▸ **Work to complete**
Quote every line below exactly and skip any picture.

▸ **Information supplied**
-- Start --

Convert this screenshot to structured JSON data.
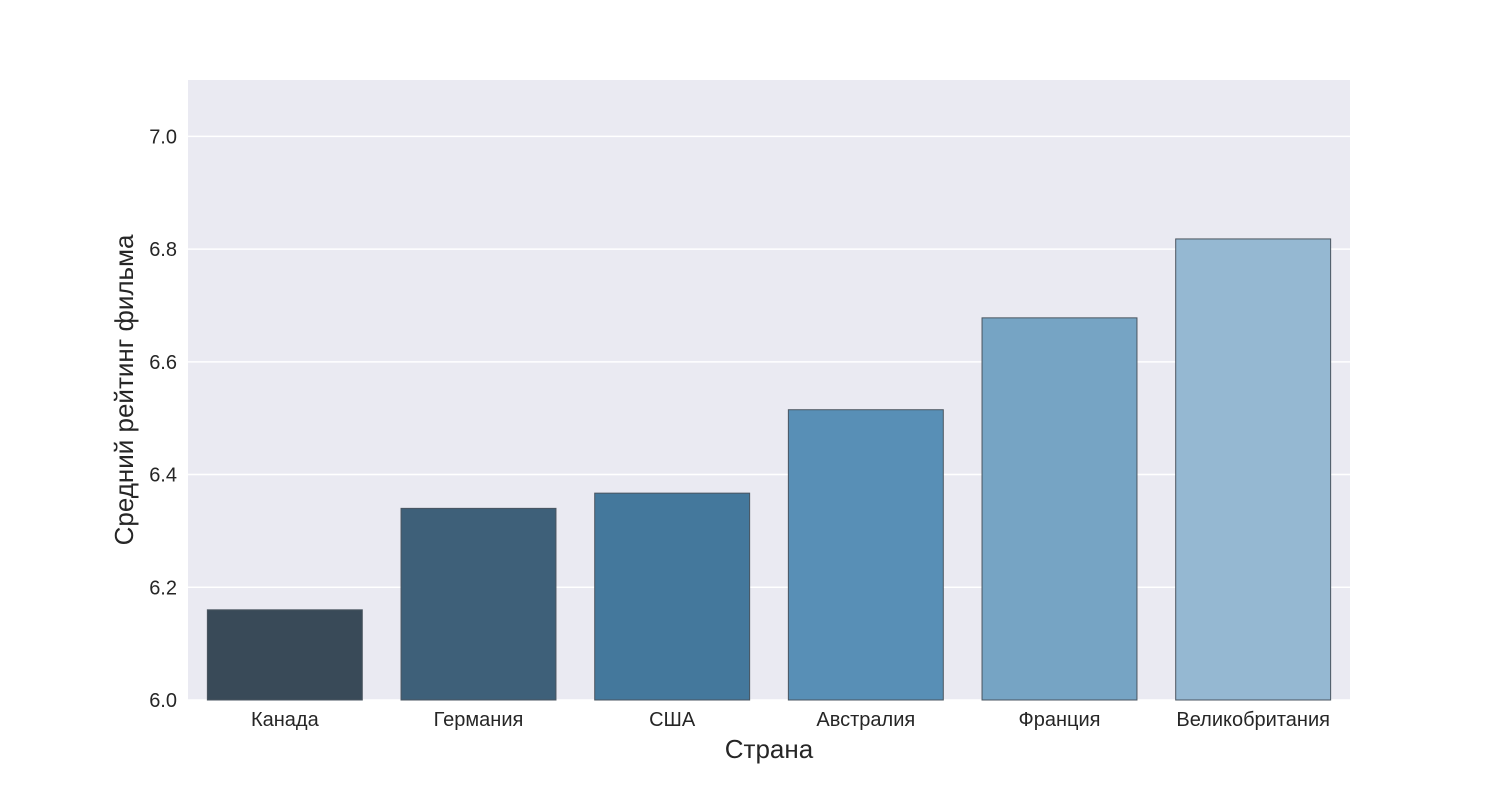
{
  "chart_data": {
    "type": "bar",
    "title": "",
    "xlabel": "Страна",
    "ylabel": "Средний рейтинг фильма",
    "categories": [
      "Канада",
      "Германия",
      "США",
      "Австралия",
      "Франция",
      "Великобритания"
    ],
    "values": [
      6.16,
      6.34,
      6.367,
      6.515,
      6.678,
      6.818
    ],
    "ylim": [
      6.0,
      7.1
    ],
    "yticks": [
      6.0,
      6.2,
      6.4,
      6.6,
      6.8,
      7.0
    ],
    "ytick_labels": [
      "6.0",
      "6.2",
      "6.4",
      "6.6",
      "6.8",
      "7.0"
    ],
    "grid": true,
    "colors": {
      "background": "#eaeaf2",
      "grid": "#ffffff",
      "bars": [
        "#394a58",
        "#3e6079",
        "#44789c",
        "#588fb6",
        "#76a4c4",
        "#95b8d2"
      ]
    }
  }
}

-- End --

▸ **Result for this task**
Convert this screenshot to structured JSON data.
{
  "chart_data": {
    "type": "bar",
    "title": "",
    "xlabel": "Страна",
    "ylabel": "Средний рейтинг фильма",
    "categories": [
      "Канада",
      "Германия",
      "США",
      "Австралия",
      "Франция",
      "Великобритания"
    ],
    "values": [
      6.16,
      6.34,
      6.367,
      6.515,
      6.678,
      6.818
    ],
    "ylim": [
      6.0,
      7.1
    ],
    "yticks": [
      6.0,
      6.2,
      6.4,
      6.6,
      6.8,
      7.0
    ],
    "ytick_labels": [
      "6.0",
      "6.2",
      "6.4",
      "6.6",
      "6.8",
      "7.0"
    ],
    "grid": true,
    "colors": {
      "background": "#eaeaf2",
      "grid": "#ffffff",
      "bars": [
        "#394a58",
        "#3e6079",
        "#44789c",
        "#588fb6",
        "#76a4c4",
        "#95b8d2"
      ]
    }
  }
}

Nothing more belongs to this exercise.